Data for the task.

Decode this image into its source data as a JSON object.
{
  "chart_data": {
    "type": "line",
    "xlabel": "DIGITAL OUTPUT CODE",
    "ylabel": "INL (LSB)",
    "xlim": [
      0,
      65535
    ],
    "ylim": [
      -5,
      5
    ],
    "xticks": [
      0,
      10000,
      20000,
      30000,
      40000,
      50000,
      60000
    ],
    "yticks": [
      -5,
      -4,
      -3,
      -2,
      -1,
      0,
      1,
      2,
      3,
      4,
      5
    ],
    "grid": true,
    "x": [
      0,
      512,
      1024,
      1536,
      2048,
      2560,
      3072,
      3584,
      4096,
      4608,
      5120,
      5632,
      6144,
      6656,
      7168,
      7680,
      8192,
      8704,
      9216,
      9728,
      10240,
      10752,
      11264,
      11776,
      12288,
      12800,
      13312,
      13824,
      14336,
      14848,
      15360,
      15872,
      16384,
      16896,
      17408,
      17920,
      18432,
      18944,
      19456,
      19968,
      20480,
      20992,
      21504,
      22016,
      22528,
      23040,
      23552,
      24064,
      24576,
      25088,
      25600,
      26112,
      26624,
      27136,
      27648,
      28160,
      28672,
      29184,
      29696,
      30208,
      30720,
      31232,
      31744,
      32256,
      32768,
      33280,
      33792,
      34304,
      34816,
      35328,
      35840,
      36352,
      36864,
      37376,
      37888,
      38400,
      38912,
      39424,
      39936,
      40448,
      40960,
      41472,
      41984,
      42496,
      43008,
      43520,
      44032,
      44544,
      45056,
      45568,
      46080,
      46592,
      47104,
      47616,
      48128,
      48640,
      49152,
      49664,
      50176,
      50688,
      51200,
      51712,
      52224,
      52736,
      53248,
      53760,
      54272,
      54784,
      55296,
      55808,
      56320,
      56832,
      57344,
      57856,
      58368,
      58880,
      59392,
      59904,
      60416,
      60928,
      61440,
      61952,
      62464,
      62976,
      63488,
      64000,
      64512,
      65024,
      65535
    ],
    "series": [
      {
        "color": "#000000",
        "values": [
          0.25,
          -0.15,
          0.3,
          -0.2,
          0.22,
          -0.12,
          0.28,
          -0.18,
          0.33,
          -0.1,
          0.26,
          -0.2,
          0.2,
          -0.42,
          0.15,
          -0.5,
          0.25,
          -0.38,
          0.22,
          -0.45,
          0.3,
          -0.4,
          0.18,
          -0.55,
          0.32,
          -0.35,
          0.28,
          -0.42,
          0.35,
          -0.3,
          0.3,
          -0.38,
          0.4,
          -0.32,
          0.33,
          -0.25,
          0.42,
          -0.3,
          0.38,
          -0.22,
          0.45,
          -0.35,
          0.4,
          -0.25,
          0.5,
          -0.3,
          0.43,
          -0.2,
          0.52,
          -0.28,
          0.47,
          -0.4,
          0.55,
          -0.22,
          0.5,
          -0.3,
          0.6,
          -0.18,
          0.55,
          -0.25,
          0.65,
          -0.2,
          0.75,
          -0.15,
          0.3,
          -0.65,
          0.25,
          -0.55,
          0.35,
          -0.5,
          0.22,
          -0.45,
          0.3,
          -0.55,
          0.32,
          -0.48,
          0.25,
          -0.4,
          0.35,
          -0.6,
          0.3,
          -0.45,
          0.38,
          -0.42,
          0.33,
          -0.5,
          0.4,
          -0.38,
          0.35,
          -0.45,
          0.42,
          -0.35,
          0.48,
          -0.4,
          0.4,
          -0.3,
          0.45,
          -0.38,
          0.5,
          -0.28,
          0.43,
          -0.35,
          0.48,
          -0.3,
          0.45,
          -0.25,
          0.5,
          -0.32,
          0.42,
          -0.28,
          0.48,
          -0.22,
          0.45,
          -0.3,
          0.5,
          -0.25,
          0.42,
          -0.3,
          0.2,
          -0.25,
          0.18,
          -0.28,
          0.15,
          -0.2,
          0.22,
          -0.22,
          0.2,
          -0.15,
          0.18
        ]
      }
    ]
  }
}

The task. Write out every entry above, word for word.

Task response.
Decode this image into its source data as a JSON object.
{
  "chart_data": {
    "type": "line",
    "xlabel": "DIGITAL OUTPUT CODE",
    "ylabel": "INL (LSB)",
    "xlim": [
      0,
      65535
    ],
    "ylim": [
      -5,
      5
    ],
    "xticks": [
      0,
      10000,
      20000,
      30000,
      40000,
      50000,
      60000
    ],
    "yticks": [
      -5,
      -4,
      -3,
      -2,
      -1,
      0,
      1,
      2,
      3,
      4,
      5
    ],
    "grid": true,
    "x": [
      0,
      512,
      1024,
      1536,
      2048,
      2560,
      3072,
      3584,
      4096,
      4608,
      5120,
      5632,
      6144,
      6656,
      7168,
      7680,
      8192,
      8704,
      9216,
      9728,
      10240,
      10752,
      11264,
      11776,
      12288,
      12800,
      13312,
      13824,
      14336,
      14848,
      15360,
      15872,
      16384,
      16896,
      17408,
      17920,
      18432,
      18944,
      19456,
      19968,
      20480,
      20992,
      21504,
      22016,
      22528,
      23040,
      23552,
      24064,
      24576,
      25088,
      25600,
      26112,
      26624,
      27136,
      27648,
      28160,
      28672,
      29184,
      29696,
      30208,
      30720,
      31232,
      31744,
      32256,
      32768,
      33280,
      33792,
      34304,
      34816,
      35328,
      35840,
      36352,
      36864,
      37376,
      37888,
      38400,
      38912,
      39424,
      39936,
      40448,
      40960,
      41472,
      41984,
      42496,
      43008,
      43520,
      44032,
      44544,
      45056,
      45568,
      46080,
      46592,
      47104,
      47616,
      48128,
      48640,
      49152,
      49664,
      50176,
      50688,
      51200,
      51712,
      52224,
      52736,
      53248,
      53760,
      54272,
      54784,
      55296,
      55808,
      56320,
      56832,
      57344,
      57856,
      58368,
      58880,
      59392,
      59904,
      60416,
      60928,
      61440,
      61952,
      62464,
      62976,
      63488,
      64000,
      64512,
      65024,
      65535
    ],
    "series": [
      {
        "color": "#000000",
        "values": [
          0.25,
          -0.15,
          0.3,
          -0.2,
          0.22,
          -0.12,
          0.28,
          -0.18,
          0.33,
          -0.1,
          0.26,
          -0.2,
          0.2,
          -0.42,
          0.15,
          -0.5,
          0.25,
          -0.38,
          0.22,
          -0.45,
          0.3,
          -0.4,
          0.18,
          -0.55,
          0.32,
          -0.35,
          0.28,
          -0.42,
          0.35,
          -0.3,
          0.3,
          -0.38,
          0.4,
          -0.32,
          0.33,
          -0.25,
          0.42,
          -0.3,
          0.38,
          -0.22,
          0.45,
          -0.35,
          0.4,
          -0.25,
          0.5,
          -0.3,
          0.43,
          -0.2,
          0.52,
          -0.28,
          0.47,
          -0.4,
          0.55,
          -0.22,
          0.5,
          -0.3,
          0.6,
          -0.18,
          0.55,
          -0.25,
          0.65,
          -0.2,
          0.75,
          -0.15,
          0.3,
          -0.65,
          0.25,
          -0.55,
          0.35,
          -0.5,
          0.22,
          -0.45,
          0.3,
          -0.55,
          0.32,
          -0.48,
          0.25,
          -0.4,
          0.35,
          -0.6,
          0.3,
          -0.45,
          0.38,
          -0.42,
          0.33,
          -0.5,
          0.4,
          -0.38,
          0.35,
          -0.45,
          0.42,
          -0.35,
          0.48,
          -0.4,
          0.4,
          -0.3,
          0.45,
          -0.38,
          0.5,
          -0.28,
          0.43,
          -0.35,
          0.48,
          -0.3,
          0.45,
          -0.25,
          0.5,
          -0.32,
          0.42,
          -0.28,
          0.48,
          -0.22,
          0.45,
          -0.3,
          0.5,
          -0.25,
          0.42,
          -0.3,
          0.2,
          -0.25,
          0.18,
          -0.28,
          0.15,
          -0.2,
          0.22,
          -0.22,
          0.2,
          -0.15,
          0.18
        ]
      }
    ]
  }
}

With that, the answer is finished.